__Task__
Scan the data below. Pull out each line where "JSON" occurs.

[Structured figure records]
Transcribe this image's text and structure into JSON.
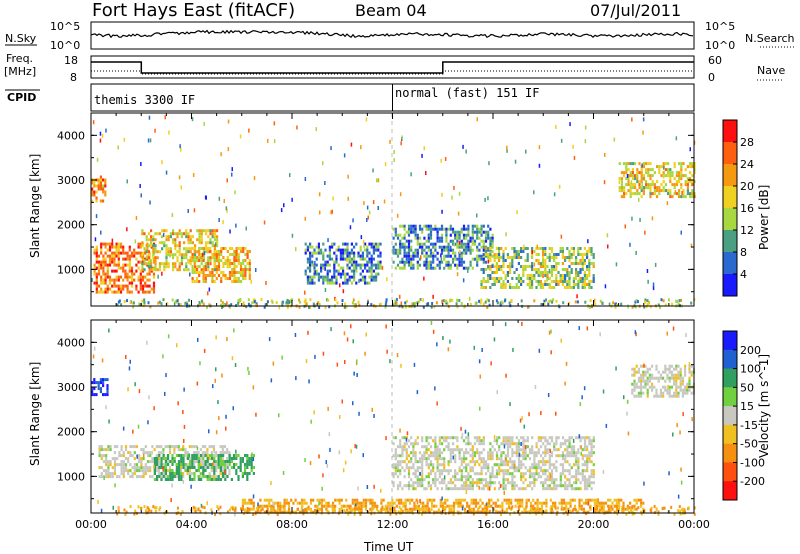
{
  "header": {
    "title": "Fort Hays East (fitACF)",
    "beam": "Beam 04",
    "date": "07/Jul/2011"
  },
  "summary": {
    "nsky_label": "N.Sky",
    "nsearch_label": "N.Search",
    "noise_ticks_left": [
      "10^5",
      "10^0"
    ],
    "noise_ticks_right": [
      "10^5",
      "10^0"
    ],
    "freq_label": "Freq.",
    "freq_unit": "[MHz]",
    "freq_ticks": [
      "18",
      "8"
    ],
    "nave_label": "Nave",
    "nave_ticks": [
      "60",
      "0"
    ],
    "cpid_label": "CPID",
    "cpid_segments": [
      {
        "label": "themis 3300 IF",
        "start_hour": 0,
        "end_hour": 12
      },
      {
        "label": "normal (fast) 151 IF",
        "start_hour": 12,
        "end_hour": 24
      }
    ],
    "freq_steps": [
      {
        "start_hour": 0,
        "end_hour": 2,
        "level": "high"
      },
      {
        "start_hour": 2,
        "end_hour": 14,
        "level": "low"
      },
      {
        "start_hour": 14,
        "end_hour": 24,
        "level": "high"
      }
    ]
  },
  "chart_data": [
    {
      "type": "heatmap",
      "panel": "power",
      "ylabel": "Slant Range [km]",
      "xlabel": "Time UT",
      "x_ticks": [
        "00:00",
        "04:00",
        "08:00",
        "12:00",
        "16:00",
        "20:00",
        "00:00"
      ],
      "x_range_hours": [
        0,
        24
      ],
      "y_ticks": [
        "1000",
        "2000",
        "3000",
        "4000"
      ],
      "y_range_km": [
        180,
        4500
      ],
      "colorbar_label": "Power [dB]",
      "colorbar_ticks": [
        "4",
        "8",
        "12",
        "16",
        "20",
        "24",
        "28"
      ],
      "colorbar_range": [
        0,
        32
      ],
      "colorbar_colors": [
        "#1a1aff",
        "#2a6ad0",
        "#4aa080",
        "#a8d840",
        "#f0d020",
        "#f59a10",
        "#ff6010",
        "#ff1010"
      ],
      "echo_regions": [
        {
          "t0": 0.0,
          "t1": 0.6,
          "r0": 2500,
          "r1": 3100,
          "value": 22
        },
        {
          "t0": 0.1,
          "t1": 2.5,
          "r0": 500,
          "r1": 1600,
          "value": 24
        },
        {
          "t0": 2.0,
          "t1": 5.0,
          "r0": 1000,
          "r1": 1900,
          "value": 18
        },
        {
          "t0": 4.0,
          "t1": 6.3,
          "r0": 700,
          "r1": 1500,
          "value": 20
        },
        {
          "t0": 8.5,
          "t1": 11.5,
          "r0": 700,
          "r1": 1600,
          "value": 8
        },
        {
          "t0": 12.0,
          "t1": 16.0,
          "r0": 1000,
          "r1": 2000,
          "value": 9
        },
        {
          "t0": 15.5,
          "t1": 20.0,
          "r0": 600,
          "r1": 1500,
          "value": 14
        },
        {
          "t0": 21.0,
          "t1": 24.0,
          "r0": 2600,
          "r1": 3400,
          "value": 18
        }
      ]
    },
    {
      "type": "heatmap",
      "panel": "velocity",
      "ylabel": "Slant Range [km]",
      "xlabel": "Time UT",
      "x_ticks": [
        "00:00",
        "04:00",
        "08:00",
        "12:00",
        "16:00",
        "20:00",
        "00:00"
      ],
      "x_range_hours": [
        0,
        24
      ],
      "y_ticks": [
        "1000",
        "2000",
        "3000",
        "4000"
      ],
      "y_range_km": [
        180,
        4500
      ],
      "colorbar_label": "Velocity [m s^-1]",
      "colorbar_ticks": [
        "200",
        "100",
        "50",
        "15",
        "-15",
        "-50",
        "-100",
        "-200"
      ],
      "colorbar_colors": [
        "#1a1aff",
        "#2060d0",
        "#30a060",
        "#70d040",
        "#c8c8c0",
        "#f0c020",
        "#f59010",
        "#ff5010",
        "#ff1010"
      ],
      "echo_regions": [
        {
          "t0": 0.0,
          "t1": 0.7,
          "r0": 2800,
          "r1": 3200,
          "value": 200
        },
        {
          "t0": 0.3,
          "t1": 5.5,
          "r0": 1000,
          "r1": 1700,
          "value": 0
        },
        {
          "t0": 2.5,
          "t1": 6.5,
          "r0": 900,
          "r1": 1500,
          "value": 60
        },
        {
          "t0": 12.0,
          "t1": 20.0,
          "r0": 700,
          "r1": 1900,
          "value": 0
        },
        {
          "t0": 6.0,
          "t1": 22.0,
          "r0": 180,
          "r1": 500,
          "value": -50
        },
        {
          "t0": 21.5,
          "t1": 24.0,
          "r0": 2800,
          "r1": 3500,
          "value": 0
        }
      ]
    }
  ]
}
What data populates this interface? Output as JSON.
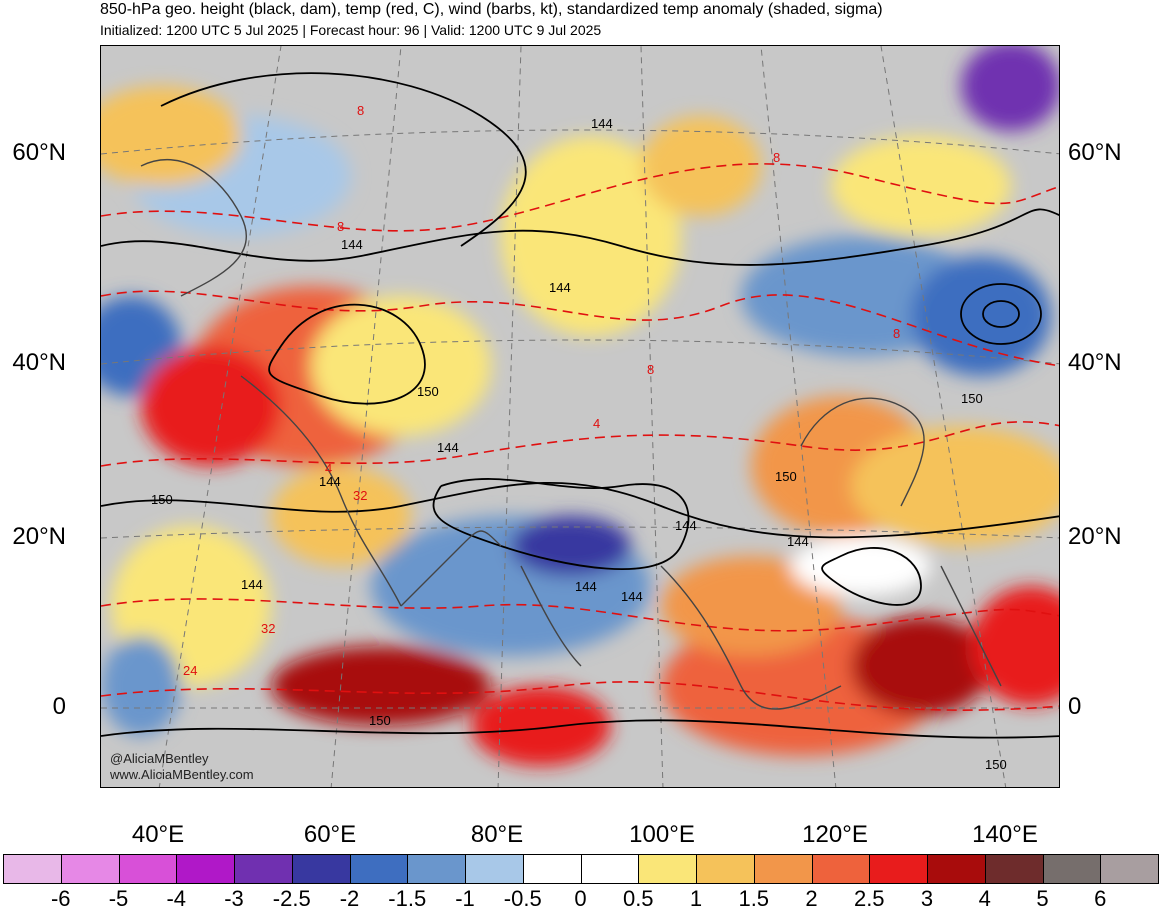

__Written reply__
Transcribe this image's text and structure into JSON.
What data populates this interface? Output as JSON.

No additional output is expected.